◆ **Supplied material**:
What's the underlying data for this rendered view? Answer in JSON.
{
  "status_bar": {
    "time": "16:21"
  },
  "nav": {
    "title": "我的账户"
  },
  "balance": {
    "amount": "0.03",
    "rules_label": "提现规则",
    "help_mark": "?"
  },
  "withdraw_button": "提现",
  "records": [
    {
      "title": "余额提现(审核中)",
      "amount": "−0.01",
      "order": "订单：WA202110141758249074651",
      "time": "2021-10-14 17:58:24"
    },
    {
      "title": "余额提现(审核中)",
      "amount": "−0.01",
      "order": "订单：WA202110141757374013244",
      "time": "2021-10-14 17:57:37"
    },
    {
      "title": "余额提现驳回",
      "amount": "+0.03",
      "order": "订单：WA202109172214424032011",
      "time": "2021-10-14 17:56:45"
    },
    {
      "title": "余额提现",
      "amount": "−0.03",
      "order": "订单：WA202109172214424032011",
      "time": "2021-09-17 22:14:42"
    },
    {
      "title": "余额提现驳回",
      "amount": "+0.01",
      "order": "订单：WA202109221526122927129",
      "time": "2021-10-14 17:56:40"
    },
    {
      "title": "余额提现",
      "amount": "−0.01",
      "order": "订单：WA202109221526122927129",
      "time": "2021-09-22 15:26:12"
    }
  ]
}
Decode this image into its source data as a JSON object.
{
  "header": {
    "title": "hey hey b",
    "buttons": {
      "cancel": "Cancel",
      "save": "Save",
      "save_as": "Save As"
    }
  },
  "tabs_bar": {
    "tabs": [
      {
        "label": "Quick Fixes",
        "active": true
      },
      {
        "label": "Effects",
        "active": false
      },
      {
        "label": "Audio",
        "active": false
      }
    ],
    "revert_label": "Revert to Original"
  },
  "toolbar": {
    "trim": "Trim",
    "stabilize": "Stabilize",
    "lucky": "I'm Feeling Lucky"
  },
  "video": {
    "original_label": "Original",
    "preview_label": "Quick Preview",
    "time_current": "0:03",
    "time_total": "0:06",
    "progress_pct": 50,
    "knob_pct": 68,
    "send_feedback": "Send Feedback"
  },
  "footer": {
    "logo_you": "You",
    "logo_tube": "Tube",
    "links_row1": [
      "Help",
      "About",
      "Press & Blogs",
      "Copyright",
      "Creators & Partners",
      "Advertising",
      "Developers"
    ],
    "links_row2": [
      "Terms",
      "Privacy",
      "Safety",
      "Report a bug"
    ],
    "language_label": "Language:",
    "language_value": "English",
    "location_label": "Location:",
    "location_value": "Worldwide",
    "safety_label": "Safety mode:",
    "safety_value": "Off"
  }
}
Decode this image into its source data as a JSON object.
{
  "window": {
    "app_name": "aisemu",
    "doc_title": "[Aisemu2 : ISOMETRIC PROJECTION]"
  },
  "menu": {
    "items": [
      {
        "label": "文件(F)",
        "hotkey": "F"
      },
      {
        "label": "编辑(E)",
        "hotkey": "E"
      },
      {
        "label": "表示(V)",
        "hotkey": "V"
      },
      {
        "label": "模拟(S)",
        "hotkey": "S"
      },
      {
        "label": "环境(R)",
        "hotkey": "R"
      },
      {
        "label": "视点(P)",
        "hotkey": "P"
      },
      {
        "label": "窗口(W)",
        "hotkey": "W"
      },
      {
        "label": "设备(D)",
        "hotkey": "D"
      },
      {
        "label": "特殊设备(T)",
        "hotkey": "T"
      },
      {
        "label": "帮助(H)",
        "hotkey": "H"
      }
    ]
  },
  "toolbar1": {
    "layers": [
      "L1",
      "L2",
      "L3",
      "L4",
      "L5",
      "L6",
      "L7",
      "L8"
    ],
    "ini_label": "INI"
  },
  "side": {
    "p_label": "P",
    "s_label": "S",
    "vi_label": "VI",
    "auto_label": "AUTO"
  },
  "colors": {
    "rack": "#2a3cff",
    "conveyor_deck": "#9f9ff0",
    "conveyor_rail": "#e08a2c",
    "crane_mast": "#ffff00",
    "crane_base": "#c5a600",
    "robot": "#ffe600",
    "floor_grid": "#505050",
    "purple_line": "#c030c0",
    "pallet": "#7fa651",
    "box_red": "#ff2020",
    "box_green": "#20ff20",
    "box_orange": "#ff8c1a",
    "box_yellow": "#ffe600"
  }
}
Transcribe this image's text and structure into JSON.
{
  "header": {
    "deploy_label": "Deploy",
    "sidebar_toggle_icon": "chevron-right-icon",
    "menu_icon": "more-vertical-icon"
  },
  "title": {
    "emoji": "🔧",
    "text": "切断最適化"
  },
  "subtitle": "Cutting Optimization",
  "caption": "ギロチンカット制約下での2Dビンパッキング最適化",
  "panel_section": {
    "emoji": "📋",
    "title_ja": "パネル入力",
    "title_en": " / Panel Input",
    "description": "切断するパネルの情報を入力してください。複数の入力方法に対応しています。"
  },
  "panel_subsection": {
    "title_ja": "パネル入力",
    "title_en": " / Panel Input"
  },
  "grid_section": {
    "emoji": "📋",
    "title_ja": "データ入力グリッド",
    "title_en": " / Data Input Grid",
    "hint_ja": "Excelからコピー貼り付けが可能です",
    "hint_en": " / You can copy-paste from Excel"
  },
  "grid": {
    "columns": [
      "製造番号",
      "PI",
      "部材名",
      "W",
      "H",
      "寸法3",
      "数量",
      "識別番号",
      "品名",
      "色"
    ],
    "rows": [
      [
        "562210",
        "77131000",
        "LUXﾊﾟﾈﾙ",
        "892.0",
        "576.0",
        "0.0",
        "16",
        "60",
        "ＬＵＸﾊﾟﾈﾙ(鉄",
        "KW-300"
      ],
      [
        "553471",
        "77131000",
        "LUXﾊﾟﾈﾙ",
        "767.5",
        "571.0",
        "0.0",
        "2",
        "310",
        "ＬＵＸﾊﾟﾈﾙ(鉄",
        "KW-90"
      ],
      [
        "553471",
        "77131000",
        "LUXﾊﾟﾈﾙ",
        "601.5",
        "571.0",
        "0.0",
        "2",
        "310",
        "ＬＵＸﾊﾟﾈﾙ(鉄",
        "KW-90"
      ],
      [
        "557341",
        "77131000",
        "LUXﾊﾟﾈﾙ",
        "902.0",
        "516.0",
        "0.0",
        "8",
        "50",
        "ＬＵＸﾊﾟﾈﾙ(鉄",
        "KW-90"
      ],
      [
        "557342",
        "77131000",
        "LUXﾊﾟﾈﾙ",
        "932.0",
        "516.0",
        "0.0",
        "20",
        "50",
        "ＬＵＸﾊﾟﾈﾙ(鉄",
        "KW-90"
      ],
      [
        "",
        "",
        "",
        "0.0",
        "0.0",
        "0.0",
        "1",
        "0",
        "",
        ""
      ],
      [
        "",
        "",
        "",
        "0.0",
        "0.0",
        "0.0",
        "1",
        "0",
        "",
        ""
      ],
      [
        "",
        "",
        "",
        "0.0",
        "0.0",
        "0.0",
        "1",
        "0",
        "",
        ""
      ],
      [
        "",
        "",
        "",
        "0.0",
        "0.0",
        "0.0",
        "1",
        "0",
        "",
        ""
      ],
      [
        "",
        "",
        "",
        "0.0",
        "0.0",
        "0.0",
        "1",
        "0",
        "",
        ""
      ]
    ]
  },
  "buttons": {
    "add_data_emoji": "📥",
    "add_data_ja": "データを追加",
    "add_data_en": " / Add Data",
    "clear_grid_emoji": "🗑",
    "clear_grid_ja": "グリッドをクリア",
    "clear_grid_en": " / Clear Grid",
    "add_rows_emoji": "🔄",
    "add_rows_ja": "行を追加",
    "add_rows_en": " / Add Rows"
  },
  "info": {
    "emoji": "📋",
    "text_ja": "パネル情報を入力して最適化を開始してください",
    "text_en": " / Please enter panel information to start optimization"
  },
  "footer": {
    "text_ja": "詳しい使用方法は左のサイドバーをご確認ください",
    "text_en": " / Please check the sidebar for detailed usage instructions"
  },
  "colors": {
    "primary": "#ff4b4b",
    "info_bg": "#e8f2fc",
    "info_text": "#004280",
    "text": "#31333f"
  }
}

◆ **Set problem**: How many lines in the records above contain the word "hotkey"? Reply with the number and nothing more.

◆ **Complete output**: 10